▸ STATED TASK:
Extract the complete listing and output it unchanged.

··· AVAILABLE RECORDS ···

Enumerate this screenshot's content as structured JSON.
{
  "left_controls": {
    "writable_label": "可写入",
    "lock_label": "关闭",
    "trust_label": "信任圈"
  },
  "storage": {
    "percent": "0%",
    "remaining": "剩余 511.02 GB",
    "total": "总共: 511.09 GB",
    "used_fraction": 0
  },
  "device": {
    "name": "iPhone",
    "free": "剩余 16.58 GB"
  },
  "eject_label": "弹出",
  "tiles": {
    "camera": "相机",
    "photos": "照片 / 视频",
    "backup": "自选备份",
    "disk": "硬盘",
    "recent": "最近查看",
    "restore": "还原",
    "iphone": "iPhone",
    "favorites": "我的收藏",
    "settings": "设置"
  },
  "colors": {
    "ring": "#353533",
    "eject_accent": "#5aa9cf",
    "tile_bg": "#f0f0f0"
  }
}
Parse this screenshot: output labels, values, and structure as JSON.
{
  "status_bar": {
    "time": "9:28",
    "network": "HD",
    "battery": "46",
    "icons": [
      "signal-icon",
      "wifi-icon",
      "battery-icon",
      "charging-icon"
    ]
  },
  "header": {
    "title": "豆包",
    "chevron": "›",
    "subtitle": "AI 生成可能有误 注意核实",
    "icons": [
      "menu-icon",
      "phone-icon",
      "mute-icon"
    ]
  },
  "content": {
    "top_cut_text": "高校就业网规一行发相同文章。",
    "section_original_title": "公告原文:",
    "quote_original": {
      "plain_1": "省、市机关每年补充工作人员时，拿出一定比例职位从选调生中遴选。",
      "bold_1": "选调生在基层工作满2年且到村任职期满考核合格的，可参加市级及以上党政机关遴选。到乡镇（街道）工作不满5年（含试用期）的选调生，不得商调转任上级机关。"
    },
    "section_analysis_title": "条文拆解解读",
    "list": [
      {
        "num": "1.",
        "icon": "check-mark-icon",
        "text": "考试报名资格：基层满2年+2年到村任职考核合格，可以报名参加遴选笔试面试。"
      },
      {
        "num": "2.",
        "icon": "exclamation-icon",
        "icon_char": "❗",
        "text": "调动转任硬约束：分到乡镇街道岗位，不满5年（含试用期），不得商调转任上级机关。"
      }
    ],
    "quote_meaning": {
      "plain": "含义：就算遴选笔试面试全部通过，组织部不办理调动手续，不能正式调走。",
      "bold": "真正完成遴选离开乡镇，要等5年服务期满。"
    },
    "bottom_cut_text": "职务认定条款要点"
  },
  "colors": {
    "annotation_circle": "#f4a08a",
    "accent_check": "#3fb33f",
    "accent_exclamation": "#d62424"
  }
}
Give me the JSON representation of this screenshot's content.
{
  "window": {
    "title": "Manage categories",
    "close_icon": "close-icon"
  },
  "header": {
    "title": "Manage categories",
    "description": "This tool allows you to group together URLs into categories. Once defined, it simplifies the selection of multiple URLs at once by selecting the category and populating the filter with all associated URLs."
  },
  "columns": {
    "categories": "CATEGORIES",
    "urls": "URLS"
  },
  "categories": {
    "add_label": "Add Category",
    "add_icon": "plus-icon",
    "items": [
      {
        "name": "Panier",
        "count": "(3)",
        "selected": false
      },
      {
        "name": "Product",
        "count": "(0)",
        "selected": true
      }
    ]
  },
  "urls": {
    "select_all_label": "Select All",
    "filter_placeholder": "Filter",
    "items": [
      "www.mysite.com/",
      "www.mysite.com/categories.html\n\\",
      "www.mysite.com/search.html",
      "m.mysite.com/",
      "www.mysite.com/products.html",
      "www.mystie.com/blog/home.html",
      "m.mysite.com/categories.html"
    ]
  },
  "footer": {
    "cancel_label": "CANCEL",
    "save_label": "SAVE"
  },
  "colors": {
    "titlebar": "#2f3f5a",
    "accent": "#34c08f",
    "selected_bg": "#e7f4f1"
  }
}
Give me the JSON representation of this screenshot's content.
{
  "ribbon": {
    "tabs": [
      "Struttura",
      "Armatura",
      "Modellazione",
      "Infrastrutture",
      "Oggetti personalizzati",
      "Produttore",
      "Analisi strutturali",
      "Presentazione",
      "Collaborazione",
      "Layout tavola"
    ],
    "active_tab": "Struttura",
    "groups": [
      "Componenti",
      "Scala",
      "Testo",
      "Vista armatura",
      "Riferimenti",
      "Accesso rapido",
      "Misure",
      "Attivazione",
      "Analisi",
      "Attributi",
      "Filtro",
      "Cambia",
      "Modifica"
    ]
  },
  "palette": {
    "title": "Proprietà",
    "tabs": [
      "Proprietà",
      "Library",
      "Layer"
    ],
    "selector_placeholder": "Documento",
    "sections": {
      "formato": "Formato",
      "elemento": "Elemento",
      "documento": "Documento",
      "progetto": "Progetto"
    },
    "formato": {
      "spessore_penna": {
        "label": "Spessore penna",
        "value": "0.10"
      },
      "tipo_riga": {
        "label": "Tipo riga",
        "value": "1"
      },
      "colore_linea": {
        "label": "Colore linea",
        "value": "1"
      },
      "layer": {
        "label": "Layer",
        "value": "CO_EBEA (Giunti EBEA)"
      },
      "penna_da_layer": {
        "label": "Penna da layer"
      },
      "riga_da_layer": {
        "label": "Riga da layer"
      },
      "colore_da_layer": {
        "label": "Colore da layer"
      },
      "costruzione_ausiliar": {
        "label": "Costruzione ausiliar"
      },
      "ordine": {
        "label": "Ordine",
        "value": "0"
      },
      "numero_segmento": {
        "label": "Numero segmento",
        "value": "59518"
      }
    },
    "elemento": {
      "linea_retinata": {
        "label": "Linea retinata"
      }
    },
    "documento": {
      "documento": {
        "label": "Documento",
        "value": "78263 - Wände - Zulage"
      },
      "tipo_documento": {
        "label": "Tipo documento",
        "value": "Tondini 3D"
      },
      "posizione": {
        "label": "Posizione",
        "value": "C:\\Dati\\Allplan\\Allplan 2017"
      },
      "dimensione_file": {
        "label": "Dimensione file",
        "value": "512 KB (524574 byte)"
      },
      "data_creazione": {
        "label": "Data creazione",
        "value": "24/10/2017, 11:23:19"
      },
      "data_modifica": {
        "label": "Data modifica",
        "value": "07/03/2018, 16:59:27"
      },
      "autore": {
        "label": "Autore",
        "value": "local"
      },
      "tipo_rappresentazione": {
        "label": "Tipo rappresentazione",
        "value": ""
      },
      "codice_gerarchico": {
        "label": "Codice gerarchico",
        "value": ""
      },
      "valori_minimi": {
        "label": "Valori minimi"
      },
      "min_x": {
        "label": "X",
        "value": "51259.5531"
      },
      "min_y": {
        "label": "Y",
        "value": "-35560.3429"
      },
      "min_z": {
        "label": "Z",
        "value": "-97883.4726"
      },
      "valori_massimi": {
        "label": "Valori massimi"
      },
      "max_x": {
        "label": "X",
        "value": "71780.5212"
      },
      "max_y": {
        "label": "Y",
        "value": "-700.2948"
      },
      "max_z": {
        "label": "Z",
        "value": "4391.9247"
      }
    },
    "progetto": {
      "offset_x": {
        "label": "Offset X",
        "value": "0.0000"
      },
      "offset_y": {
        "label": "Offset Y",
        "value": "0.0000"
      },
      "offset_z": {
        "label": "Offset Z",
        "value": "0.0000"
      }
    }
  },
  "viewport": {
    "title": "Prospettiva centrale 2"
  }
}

···

▸ RESPONSE BELOW:
Enumerate this screenshot's content as structured JSON.
{
  "left_controls": {
    "writable_label": "可写入",
    "lock_label": "关闭",
    "trust_label": "信任圈"
  },
  "storage": {
    "percent": "0%",
    "remaining": "剩余 511.02 GB",
    "total": "总共: 511.09 GB",
    "used_fraction": 0
  },
  "device": {
    "name": "iPhone",
    "free": "剩余 16.58 GB"
  },
  "eject_label": "弹出",
  "tiles": {
    "camera": "相机",
    "photos": "照片 / 视频",
    "backup": "自选备份",
    "disk": "硬盘",
    "recent": "最近查看",
    "restore": "还原",
    "iphone": "iPhone",
    "favorites": "我的收藏",
    "settings": "设置"
  },
  "colors": {
    "ring": "#353533",
    "eject_accent": "#5aa9cf",
    "tile_bg": "#f0f0f0"
  }
}
Parse this screenshot: output labels, values, and structure as JSON.
{
  "status_bar": {
    "time": "9:28",
    "network": "HD",
    "battery": "46",
    "icons": [
      "signal-icon",
      "wifi-icon",
      "battery-icon",
      "charging-icon"
    ]
  },
  "header": {
    "title": "豆包",
    "chevron": "›",
    "subtitle": "AI 生成可能有误 注意核实",
    "icons": [
      "menu-icon",
      "phone-icon",
      "mute-icon"
    ]
  },
  "content": {
    "top_cut_text": "高校就业网规一行发相同文章。",
    "section_original_title": "公告原文:",
    "quote_original": {
      "plain_1": "省、市机关每年补充工作人员时，拿出一定比例职位从选调生中遴选。",
      "bold_1": "选调生在基层工作满2年且到村任职期满考核合格的，可参加市级及以上党政机关遴选。到乡镇（街道）工作不满5年（含试用期）的选调生，不得商调转任上级机关。"
    },
    "section_analysis_title": "条文拆解解读",
    "list": [
      {
        "num": "1.",
        "icon": "check-mark-icon",
        "text": "考试报名资格：基层满2年+2年到村任职考核合格，可以报名参加遴选笔试面试。"
      },
      {
        "num": "2.",
        "icon": "exclamation-icon",
        "icon_char": "❗",
        "text": "调动转任硬约束：分到乡镇街道岗位，不满5年（含试用期），不得商调转任上级机关。"
      }
    ],
    "quote_meaning": {
      "plain": "含义：就算遴选笔试面试全部通过，组织部不办理调动手续，不能正式调走。",
      "bold": "真正完成遴选离开乡镇，要等5年服务期满。"
    },
    "bottom_cut_text": "职务认定条款要点"
  },
  "colors": {
    "annotation_circle": "#f4a08a",
    "accent_check": "#3fb33f",
    "accent_exclamation": "#d62424"
  }
}
Give me the JSON representation of this screenshot's content.
{
  "window": {
    "title": "Manage categories",
    "close_icon": "close-icon"
  },
  "header": {
    "title": "Manage categories",
    "description": "This tool allows you to group together URLs into categories. Once defined, it simplifies the selection of multiple URLs at once by selecting the category and populating the filter with all associated URLs."
  },
  "columns": {
    "categories": "CATEGORIES",
    "urls": "URLS"
  },
  "categories": {
    "add_label": "Add Category",
    "add_icon": "plus-icon",
    "items": [
      {
        "name": "Panier",
        "count": "(3)",
        "selected": false
      },
      {
        "name": "Product",
        "count": "(0)",
        "selected": true
      }
    ]
  },
  "urls": {
    "select_all_label": "Select All",
    "filter_placeholder": "Filter",
    "items": [
      "www.mysite.com/",
      "www.mysite.com/categories.html\n\\",
      "www.mysite.com/search.html",
      "m.mysite.com/",
      "www.mysite.com/products.html",
      "www.mystie.com/blog/home.html",
      "m.mysite.com/categories.html"
    ]
  },
  "footer": {
    "cancel_label": "CANCEL",
    "save_label": "SAVE"
  },
  "colors": {
    "titlebar": "#2f3f5a",
    "accent": "#34c08f",
    "selected_bg": "#e7f4f1"
  }
}
Give me the JSON representation of this screenshot's content.
{
  "ribbon": {
    "tabs": [
      "Struttura",
      "Armatura",
      "Modellazione",
      "Infrastrutture",
      "Oggetti personalizzati",
      "Produttore",
      "Analisi strutturali",
      "Presentazione",
      "Collaborazione",
      "Layout tavola"
    ],
    "active_tab": "Struttura",
    "groups": [
      "Componenti",
      "Scala",
      "Testo",
      "Vista armatura",
      "Riferimenti",
      "Accesso rapido",
      "Misure",
      "Attivazione",
      "Analisi",
      "Attributi",
      "Filtro",
      "Cambia",
      "Modifica"
    ]
  },
  "palette": {
    "title": "Proprietà",
    "tabs": [
      "Proprietà",
      "Library",
      "Layer"
    ],
    "selector_placeholder": "Documento",
    "sections": {
      "formato": "Formato",
      "elemento": "Elemento",
      "documento": "Documento",
      "progetto": "Progetto"
    },
    "formato": {
      "spessore_penna": {
        "label": "Spessore penna",
        "value": "0.10"
      },
      "tipo_riga": {
        "label": "Tipo riga",
        "value": "1"
      },
      "colore_linea": {
        "label": "Colore linea",
        "value": "1"
      },
      "layer": {
        "label": "Layer",
        "value": "CO_EBEA (Giunti EBEA)"
      },
      "penna_da_layer": {
        "label": "Penna da layer"
      },
      "riga_da_layer": {
        "label": "Riga da layer"
      },
      "colore_da_layer": {
        "label": "Colore da layer"
      },
      "costruzione_ausiliar": {
        "label": "Costruzione ausiliar"
      },
      "ordine": {
        "label": "Ordine",
        "value": "0"
      },
      "numero_segmento": {
        "label": "Numero segmento",
        "value": "59518"
      }
    },
    "elemento": {
      "linea_retinata": {
        "label": "Linea retinata"
      }
    },
    "documento": {
      "documento": {
        "label": "Documento",
        "value": "78263 - Wände - Zulage"
      },
      "tipo_documento": {
        "label": "Tipo documento",
        "value": "Tondini 3D"
      },
      "posizione": {
        "label": "Posizione",
        "value": "C:\\Dati\\Allplan\\Allplan 2017"
      },
      "dimensione_file": {
        "label": "Dimensione file",
        "value": "512 KB (524574 byte)"
      },
      "data_creazione": {
        "label": "Data creazione",
        "value": "24/10/2017, 11:23:19"
      },
      "data_modifica": {
        "label": "Data modifica",
        "value": "07/03/2018, 16:59:27"
      },
      "autore": {
        "label": "Autore",
        "value": "local"
      },
      "tipo_rappresentazione": {
        "label": "Tipo rappresentazione",
        "value": ""
      },
      "codice_gerarchico": {
        "label": "Codice gerarchico",
        "value": ""
      },
      "valori_minimi": {
        "label": "Valori minimi"
      },
      "min_x": {
        "label": "X",
        "value": "51259.5531"
      },
      "min_y": {
        "label": "Y",
        "value": "-35560.3429"
      },
      "min_z": {
        "label": "Z",
        "value": "-97883.4726"
      },
      "valori_massimi": {
        "label": "Valori massimi"
      },
      "max_x": {
        "label": "X",
        "value": "71780.5212"
      },
      "max_y": {
        "label": "Y",
        "value": "-700.2948"
      },
      "max_z": {
        "label": "Z",
        "value": "4391.9247"
      }
    },
    "progetto": {
      "offset_x": {
        "label": "Offset X",
        "value": "0.0000"
      },
      "offset_y": {
        "label": "Offset Y",
        "value": "0.0000"
      },
      "offset_z": {
        "label": "Offset Z",
        "value": "0.0000"
      }
    }
  },
  "viewport": {
    "title": "Prospettiva centrale 2"
  }
}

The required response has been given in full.